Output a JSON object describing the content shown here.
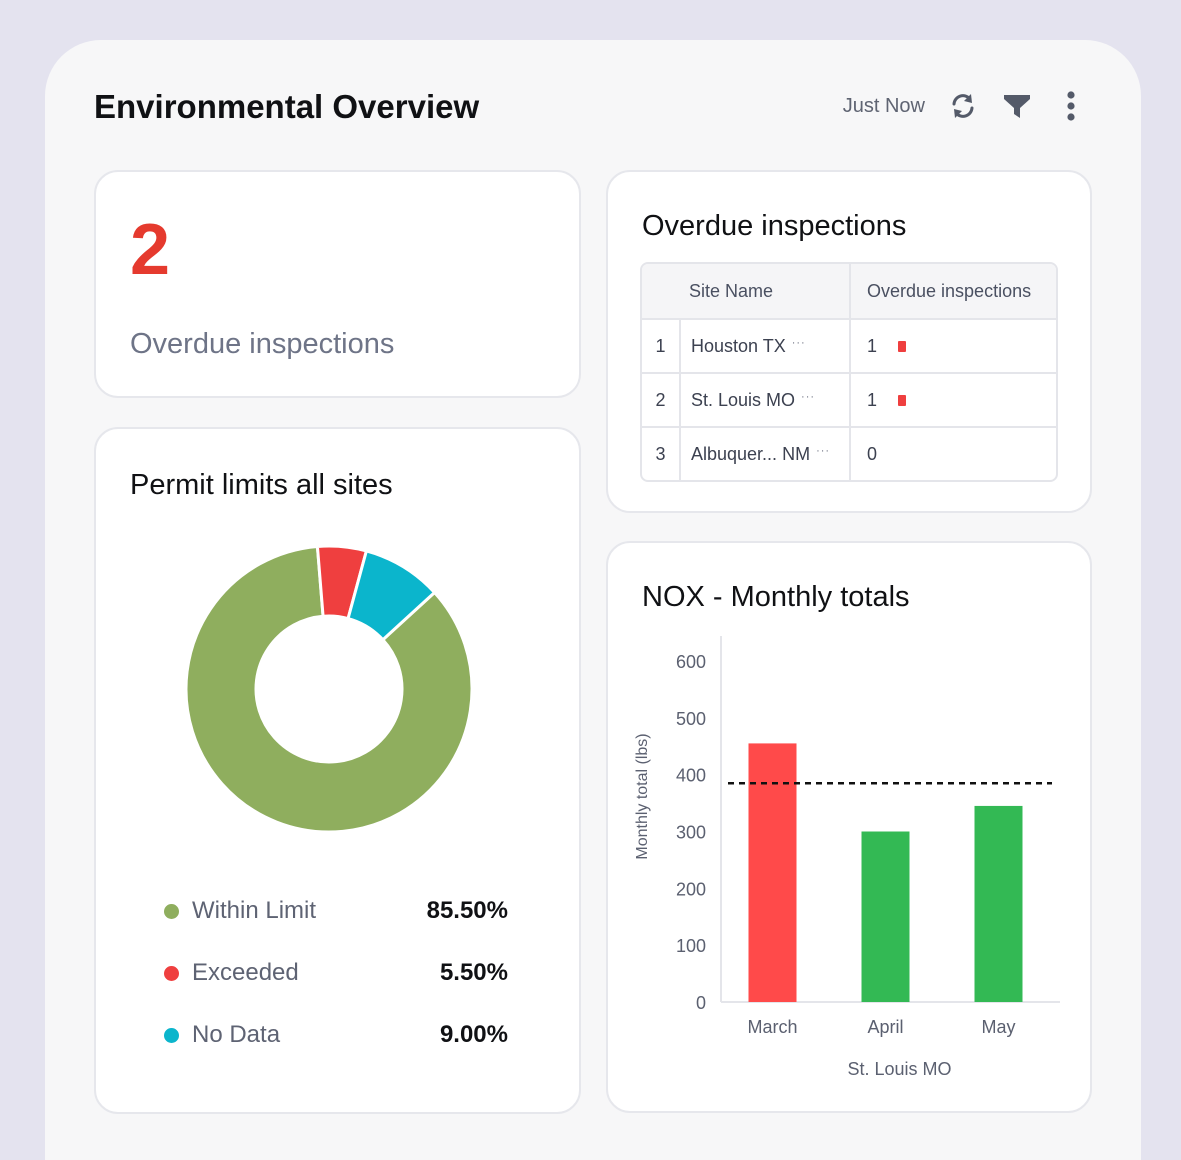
{
  "header": {
    "title": "Environmental Overview",
    "last_updated": "Just Now",
    "refresh_icon": "refresh-icon",
    "filter_icon": "filter-icon",
    "more_icon": "more-vertical-icon"
  },
  "kpi": {
    "value": "2",
    "label": "Overdue inspections",
    "value_color": "#e53a2e"
  },
  "inspections_table": {
    "title": "Overdue inspections",
    "columns": [
      "Site Name",
      "Overdue inspections"
    ],
    "rows": [
      {
        "index": "1",
        "site": "Houston TX",
        "overdue": "1",
        "flagged": true
      },
      {
        "index": "2",
        "site": "St. Louis MO",
        "overdue": "1",
        "flagged": true
      },
      {
        "index": "3",
        "site": "Albuquer... NM",
        "overdue": "0",
        "flagged": false
      }
    ],
    "ellipsis": "···",
    "flag_color": "#ef3f3f"
  },
  "permit_chart": {
    "title": "Permit limits all sites",
    "legend": [
      {
        "label": "Within Limit",
        "value": "85.50%",
        "color": "#8fae5e"
      },
      {
        "label": "Exceeded",
        "value": "5.50%",
        "color": "#ef3f3f"
      },
      {
        "label": "No Data",
        "value": "9.00%",
        "color": "#0bb5cc"
      }
    ]
  },
  "nox_chart": {
    "title": "NOX - Monthly totals"
  },
  "chart_data": [
    {
      "type": "pie",
      "title": "Permit limits all sites",
      "donut": true,
      "labels": [
        "Within Limit",
        "Exceeded",
        "No Data"
      ],
      "values": [
        85.5,
        5.5,
        9.0
      ],
      "colors": [
        "#8fae5e",
        "#ef3f3f",
        "#0bb5cc"
      ],
      "legend_placement": "bottom"
    },
    {
      "type": "bar",
      "title": "NOX - Monthly totals",
      "categories": [
        "March",
        "April",
        "May"
      ],
      "values": [
        455,
        300,
        345
      ],
      "colors": [
        "#ff4a4a",
        "#33b954",
        "#33b954"
      ],
      "threshold": 385,
      "xlabel": "St. Louis MO",
      "ylabel": "Monthly total (lbs)",
      "ylim": [
        0,
        600
      ],
      "yticks": [
        0,
        100,
        200,
        300,
        400,
        500,
        600
      ],
      "grid": false
    }
  ]
}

**SHORT EXERCISE:**
Without including any picture, repeat the data exactly.

**RESPONSE FOR THIS EXERCISE:**
Output a JSON object describing the content shown here.
{
  "header": {
    "title": "Environmental Overview",
    "last_updated": "Just Now",
    "refresh_icon": "refresh-icon",
    "filter_icon": "filter-icon",
    "more_icon": "more-vertical-icon"
  },
  "kpi": {
    "value": "2",
    "label": "Overdue inspections",
    "value_color": "#e53a2e"
  },
  "inspections_table": {
    "title": "Overdue inspections",
    "columns": [
      "Site Name",
      "Overdue inspections"
    ],
    "rows": [
      {
        "index": "1",
        "site": "Houston TX",
        "overdue": "1",
        "flagged": true
      },
      {
        "index": "2",
        "site": "St. Louis MO",
        "overdue": "1",
        "flagged": true
      },
      {
        "index": "3",
        "site": "Albuquer... NM",
        "overdue": "0",
        "flagged": false
      }
    ],
    "ellipsis": "···",
    "flag_color": "#ef3f3f"
  },
  "permit_chart": {
    "title": "Permit limits all sites",
    "legend": [
      {
        "label": "Within Limit",
        "value": "85.50%",
        "color": "#8fae5e"
      },
      {
        "label": "Exceeded",
        "value": "5.50%",
        "color": "#ef3f3f"
      },
      {
        "label": "No Data",
        "value": "9.00%",
        "color": "#0bb5cc"
      }
    ]
  },
  "nox_chart": {
    "title": "NOX - Monthly totals"
  },
  "chart_data": [
    {
      "type": "pie",
      "title": "Permit limits all sites",
      "donut": true,
      "labels": [
        "Within Limit",
        "Exceeded",
        "No Data"
      ],
      "values": [
        85.5,
        5.5,
        9.0
      ],
      "colors": [
        "#8fae5e",
        "#ef3f3f",
        "#0bb5cc"
      ],
      "legend_placement": "bottom"
    },
    {
      "type": "bar",
      "title": "NOX - Monthly totals",
      "categories": [
        "March",
        "April",
        "May"
      ],
      "values": [
        455,
        300,
        345
      ],
      "colors": [
        "#ff4a4a",
        "#33b954",
        "#33b954"
      ],
      "threshold": 385,
      "xlabel": "St. Louis MO",
      "ylabel": "Monthly total (lbs)",
      "ylim": [
        0,
        600
      ],
      "yticks": [
        0,
        100,
        200,
        300,
        400,
        500,
        600
      ],
      "grid": false
    }
  ]
}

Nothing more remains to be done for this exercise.